Task input =>
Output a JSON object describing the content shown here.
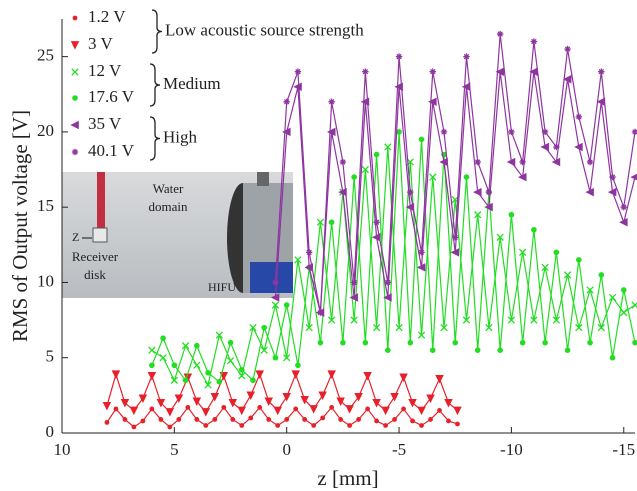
{
  "chart_data": {
    "type": "line",
    "x_label": "z [mm]",
    "y_label": "RMS of Output voltage [V]",
    "xlim": [
      10,
      -15.5
    ],
    "xticks": [
      10,
      5,
      0,
      -5,
      -10,
      -15
    ],
    "ylim": [
      0,
      27.5
    ],
    "yticks": [
      0,
      5,
      10,
      15,
      20,
      25
    ],
    "grid": false,
    "groups": [
      "Low acoustic source strength",
      "Medium",
      "High"
    ],
    "series": [
      {
        "name": "1.2 V",
        "color": "#e8202a",
        "marker": "circle",
        "x": [
          8,
          7.6,
          7.2,
          6.8,
          6.4,
          6,
          5.6,
          5.2,
          4.8,
          4.4,
          4,
          3.6,
          3.2,
          2.8,
          2.4,
          2,
          1.6,
          1.2,
          0.8,
          0.4,
          0,
          -0.4,
          -0.8,
          -1.2,
          -1.6,
          -2,
          -2.4,
          -2.8,
          -3.2,
          -3.6,
          -4,
          -4.4,
          -4.8,
          -5.2,
          -5.6,
          -6,
          -6.4,
          -6.8,
          -7.2,
          -7.6
        ],
        "values": [
          0.7,
          1.6,
          0.9,
          0.4,
          0.8,
          1.6,
          0.9,
          0.4,
          0.9,
          1.7,
          0.9,
          0.5,
          0.9,
          1.7,
          0.9,
          0.5,
          1.0,
          1.7,
          0.9,
          0.5,
          0.9,
          1.6,
          0.9,
          0.5,
          1.0,
          1.7,
          0.9,
          0.5,
          0.9,
          1.6,
          0.8,
          0.5,
          0.9,
          1.6,
          0.8,
          0.5,
          0.9,
          1.5,
          0.8,
          0.6
        ]
      },
      {
        "name": "3 V",
        "color": "#e8202a",
        "marker": "triangle-down",
        "x": [
          8,
          7.6,
          7.2,
          6.8,
          6.4,
          6,
          5.6,
          5.2,
          4.8,
          4.4,
          4,
          3.6,
          3.2,
          2.8,
          2.4,
          2,
          1.6,
          1.2,
          0.8,
          0.4,
          0,
          -0.4,
          -0.8,
          -1.2,
          -1.6,
          -2,
          -2.4,
          -2.8,
          -3.2,
          -3.6,
          -4,
          -4.4,
          -4.8,
          -5.2,
          -5.6,
          -6,
          -6.4,
          -6.8,
          -7.2,
          -7.6
        ],
        "values": [
          1.8,
          3.9,
          2.0,
          1.5,
          2.3,
          3.8,
          2.0,
          1.4,
          2.3,
          3.7,
          2.1,
          1.4,
          2.4,
          3.8,
          2.0,
          1.5,
          2.5,
          3.9,
          2.1,
          1.5,
          2.4,
          3.9,
          2.2,
          1.6,
          2.5,
          3.9,
          2.1,
          1.6,
          2.4,
          3.8,
          2.0,
          1.5,
          2.4,
          3.7,
          2.0,
          1.5,
          2.3,
          3.6,
          2.0,
          1.5
        ]
      },
      {
        "name": "12 V",
        "color": "#22dd22",
        "marker": "x",
        "x": [
          6,
          5.5,
          5,
          4.5,
          4,
          3.5,
          3,
          2.5,
          2,
          1.5,
          1,
          0.5,
          0,
          -0.5,
          -1,
          -1.5,
          -2,
          -2.5,
          -3,
          -3.5,
          -4,
          -4.5,
          -5,
          -5.5,
          -6,
          -6.5,
          -7,
          -7.5,
          -8,
          -8.5,
          -9,
          -9.5,
          -10,
          -10.5,
          -11,
          -11.5,
          -12,
          -12.5,
          -13,
          -13.5,
          -14,
          -14.5,
          -15,
          -15.5
        ],
        "values": [
          5.5,
          5.0,
          3.5,
          5.8,
          4.5,
          3.2,
          6.5,
          4.8,
          3.8,
          7.0,
          5.5,
          8.5,
          5.0,
          11.5,
          7,
          14,
          7.5,
          16,
          7.5,
          17.5,
          7,
          19,
          7,
          18,
          6.5,
          17,
          7,
          15.5,
          7.5,
          14.5,
          7,
          13,
          7.5,
          12,
          7.5,
          11,
          7.5,
          10.5,
          7,
          9.5,
          7,
          9,
          8,
          8.5
        ]
      },
      {
        "name": "17.6 V",
        "color": "#22dd22",
        "marker": "dot",
        "x": [
          6,
          5.5,
          5,
          4.5,
          4,
          3.5,
          3,
          2.5,
          2,
          1.5,
          1,
          0.5,
          0,
          -0.5,
          -1,
          -1.5,
          -2,
          -2.5,
          -3,
          -3.5,
          -4,
          -4.5,
          -5,
          -5.5,
          -6,
          -6.5,
          -7,
          -7.5,
          -8,
          -8.5,
          -9,
          -9.5,
          -10,
          -10.5,
          -11,
          -11.5,
          -12,
          -12.5,
          -13,
          -13.5,
          -14,
          -14.5,
          -15,
          -15.5
        ],
        "values": [
          4.5,
          6.3,
          4.5,
          3.5,
          5.8,
          4.0,
          3.4,
          6.0,
          4.2,
          3.5,
          7.0,
          5.0,
          8.5,
          4.5,
          11,
          6,
          14,
          6,
          17,
          6,
          18.5,
          5.5,
          20,
          6,
          19.5,
          5.5,
          18.5,
          6,
          17,
          5.5,
          16,
          5.5,
          14.5,
          6,
          13.5,
          6,
          12,
          5.5,
          11.5,
          6,
          10.5,
          5,
          9.5,
          6
        ]
      },
      {
        "name": "35 V",
        "color": "#8e35a0",
        "marker": "triangle-left",
        "x": [
          0.5,
          0,
          -0.5,
          -1,
          -1.5,
          -2,
          -2.5,
          -3,
          -3.5,
          -4,
          -4.5,
          -5,
          -5.5,
          -6,
          -6.5,
          -7,
          -7.5,
          -8,
          -8.5,
          -9,
          -9.5,
          -10,
          -10.5,
          -11,
          -11.5,
          -12,
          -12.5,
          -13,
          -13.5,
          -14,
          -14.5,
          -15,
          -15.5
        ],
        "values": [
          9,
          20,
          23,
          11,
          8,
          20,
          16,
          9,
          22,
          13,
          9,
          23,
          15,
          11,
          22,
          18,
          12,
          23,
          16,
          15,
          24,
          18,
          17,
          24,
          19,
          18,
          23.5,
          19,
          16,
          22,
          16,
          14,
          17
        ]
      },
      {
        "name": "40.1 V",
        "color": "#8e35a0",
        "marker": "star",
        "x": [
          0.5,
          0,
          -0.5,
          -1,
          -1.5,
          -2,
          -2.5,
          -3,
          -3.5,
          -4,
          -4.5,
          -5,
          -5.5,
          -6,
          -6.5,
          -7,
          -7.5,
          -8,
          -8.5,
          -9,
          -9.5,
          -10,
          -10.5,
          -11,
          -11.5,
          -12,
          -12.5,
          -13,
          -13.5,
          -14,
          -14.5,
          -15,
          -15.5
        ],
        "values": [
          10,
          22,
          24,
          12,
          8,
          22,
          18,
          10,
          24,
          14,
          10,
          25,
          16,
          12,
          24,
          20,
          13,
          25,
          18,
          16,
          26.5,
          20,
          18,
          26,
          20,
          19,
          25.5,
          21,
          18,
          24,
          17,
          15,
          20
        ]
      }
    ]
  },
  "inset": {
    "water": [
      "Water",
      "domain"
    ],
    "axis": "Z",
    "receiver": [
      "Receiver",
      "disk"
    ],
    "source": "HIFU"
  }
}
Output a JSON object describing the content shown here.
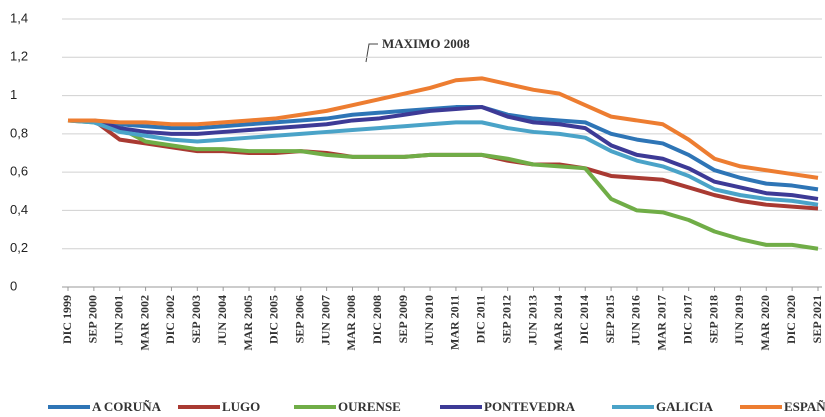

Stated goal => Search the records for the word "triangle". Copy every line that has it.

Solution to this exercise =>
        "marker": "triangle-down",
        "marker": "triangle-left",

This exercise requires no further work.